Dataset items

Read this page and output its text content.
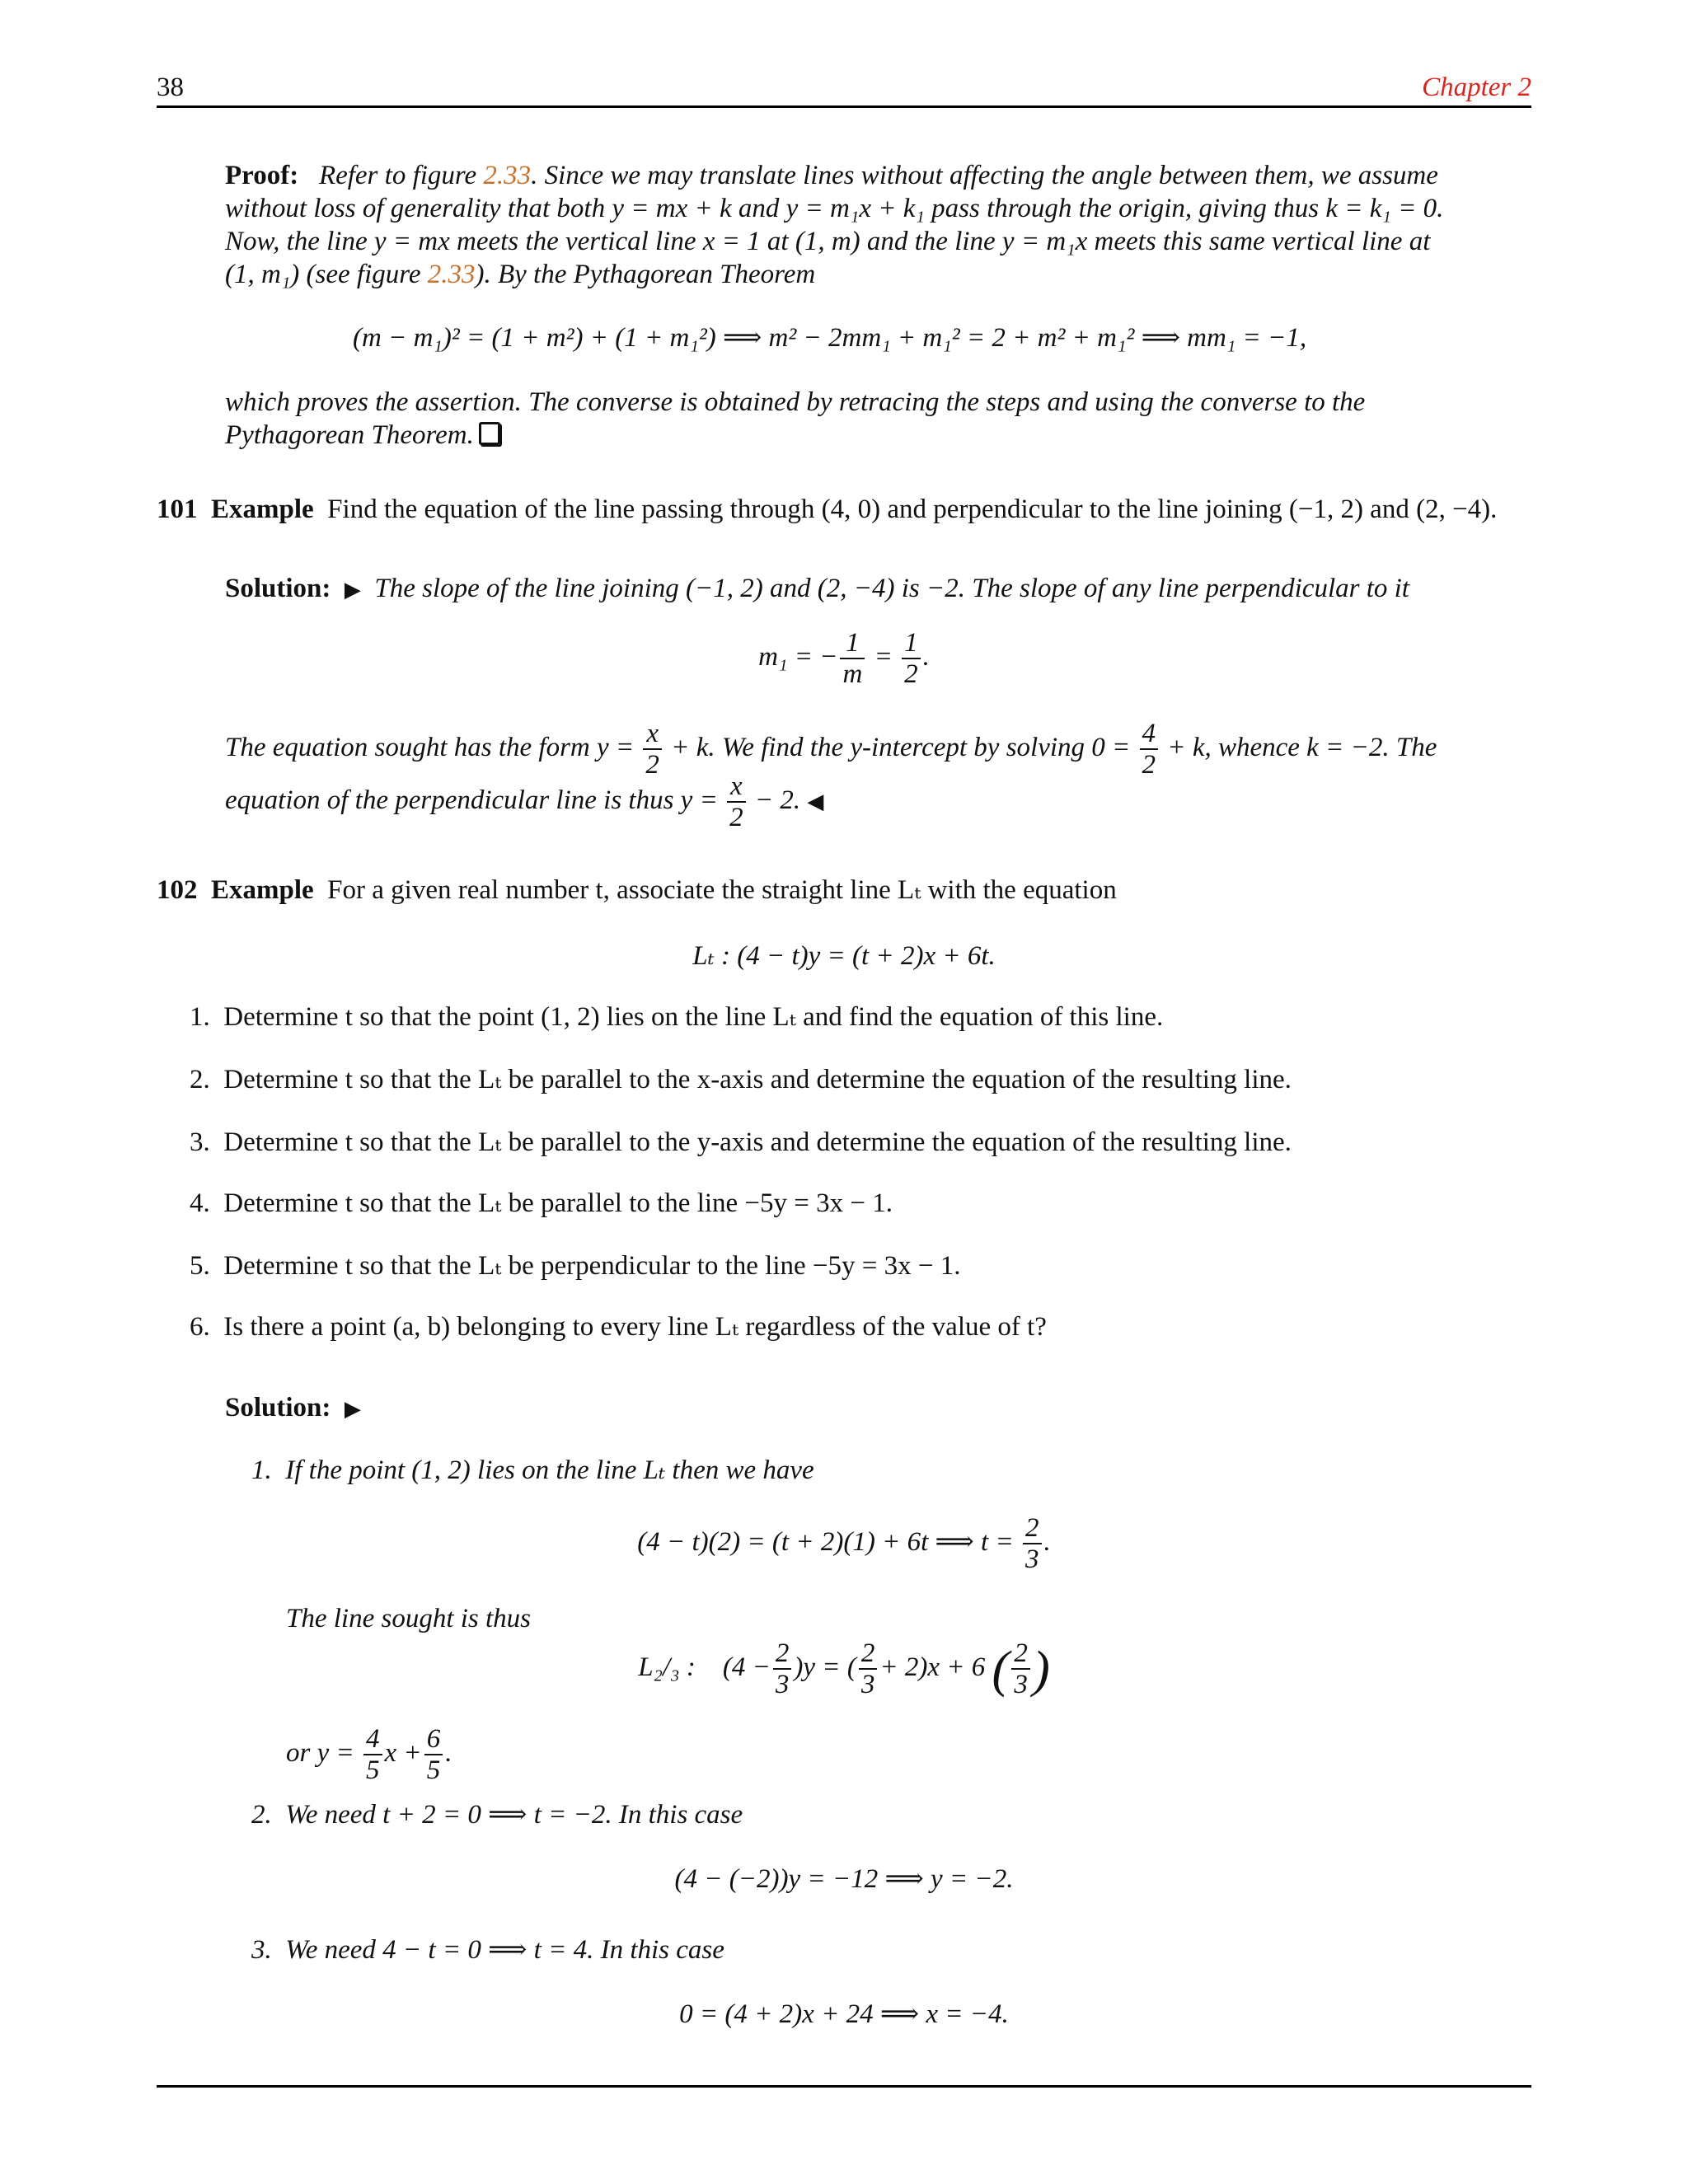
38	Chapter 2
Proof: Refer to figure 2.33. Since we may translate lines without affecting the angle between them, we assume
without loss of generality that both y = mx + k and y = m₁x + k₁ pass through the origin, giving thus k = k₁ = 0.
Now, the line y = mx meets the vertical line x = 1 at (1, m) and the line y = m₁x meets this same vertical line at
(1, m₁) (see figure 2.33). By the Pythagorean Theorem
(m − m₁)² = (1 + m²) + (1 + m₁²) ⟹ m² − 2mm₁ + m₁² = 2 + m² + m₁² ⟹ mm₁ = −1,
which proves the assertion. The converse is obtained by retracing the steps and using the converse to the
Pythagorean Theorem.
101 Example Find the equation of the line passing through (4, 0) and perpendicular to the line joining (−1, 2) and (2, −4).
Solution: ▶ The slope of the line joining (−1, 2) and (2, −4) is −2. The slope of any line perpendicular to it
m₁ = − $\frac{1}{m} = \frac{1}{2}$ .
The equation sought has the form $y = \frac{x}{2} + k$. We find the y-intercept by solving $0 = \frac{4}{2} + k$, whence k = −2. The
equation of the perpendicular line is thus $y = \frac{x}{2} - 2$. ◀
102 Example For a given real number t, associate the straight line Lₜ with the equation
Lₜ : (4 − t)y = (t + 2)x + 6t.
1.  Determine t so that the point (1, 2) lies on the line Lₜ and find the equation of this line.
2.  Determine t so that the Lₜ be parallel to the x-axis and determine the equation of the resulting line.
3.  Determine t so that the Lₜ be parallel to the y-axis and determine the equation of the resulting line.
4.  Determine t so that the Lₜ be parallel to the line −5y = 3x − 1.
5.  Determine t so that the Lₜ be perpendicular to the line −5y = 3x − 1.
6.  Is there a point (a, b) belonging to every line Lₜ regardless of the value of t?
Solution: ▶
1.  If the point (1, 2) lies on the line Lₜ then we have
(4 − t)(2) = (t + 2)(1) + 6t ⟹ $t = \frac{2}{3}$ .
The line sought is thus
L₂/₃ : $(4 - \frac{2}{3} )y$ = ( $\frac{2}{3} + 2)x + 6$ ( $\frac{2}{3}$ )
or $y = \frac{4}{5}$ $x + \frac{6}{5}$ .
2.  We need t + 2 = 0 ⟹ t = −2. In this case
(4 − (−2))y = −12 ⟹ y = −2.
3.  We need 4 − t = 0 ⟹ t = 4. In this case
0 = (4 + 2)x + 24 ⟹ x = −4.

_Requirement_
Output the records above exactly as they are, leaving out the pictures.

_Final answer_
Read this page and output its text content.
38	Chapter 2
Proof: Refer to figure 2.33. Since we may translate lines without affecting the angle between them, we assume
without loss of generality that both y = mx + k and y = m₁x + k₁ pass through the origin, giving thus k = k₁ = 0.
Now, the line y = mx meets the vertical line x = 1 at (1, m) and the line y = m₁x meets this same vertical line at
(1, m₁) (see figure 2.33). By the Pythagorean Theorem
(m − m₁)² = (1 + m²) + (1 + m₁²) ⟹ m² − 2mm₁ + m₁² = 2 + m² + m₁² ⟹ mm₁ = −1,
which proves the assertion. The converse is obtained by retracing the steps and using the converse to the
Pythagorean Theorem.
101 Example Find the equation of the line passing through (4, 0) and perpendicular to the line joining (−1, 2) and (2, −4).
Solution: ▶ The slope of the line joining (−1, 2) and (2, −4) is −2. The slope of any line perpendicular to it
m₁ = − $\frac{1}{m} = \frac{1}{2}$ .
The equation sought has the form $y = \frac{x}{2} + k$. We find the y-intercept by solving $0 = \frac{4}{2} + k$, whence k = −2. The
equation of the perpendicular line is thus $y = \frac{x}{2} - 2$. ◀
102 Example For a given real number t, associate the straight line Lₜ with the equation
Lₜ : (4 − t)y = (t + 2)x + 6t.
1.  Determine t so that the point (1, 2) lies on the line Lₜ and find the equation of this line.
2.  Determine t so that the Lₜ be parallel to the x-axis and determine the equation of the resulting line.
3.  Determine t so that the Lₜ be parallel to the y-axis and determine the equation of the resulting line.
4.  Determine t so that the Lₜ be parallel to the line −5y = 3x − 1.
5.  Determine t so that the Lₜ be perpendicular to the line −5y = 3x − 1.
6.  Is there a point (a, b) belonging to every line Lₜ regardless of the value of t?
Solution: ▶
1.  If the point (1, 2) lies on the line Lₜ then we have
(4 − t)(2) = (t + 2)(1) + 6t ⟹ $t = \frac{2}{3}$ .
The line sought is thus
L₂/₃ : $(4 - \frac{2}{3} )y$ = ( $\frac{2}{3} + 2)x + 6$ ( $\frac{2}{3}$ )
or $y = \frac{4}{5}$ $x + \frac{6}{5}$ .
2.  We need t + 2 = 0 ⟹ t = −2. In this case
(4 − (−2))y = −12 ⟹ y = −2.
3.  We need 4 − t = 0 ⟹ t = 4. In this case
0 = (4 + 2)x + 24 ⟹ x = −4.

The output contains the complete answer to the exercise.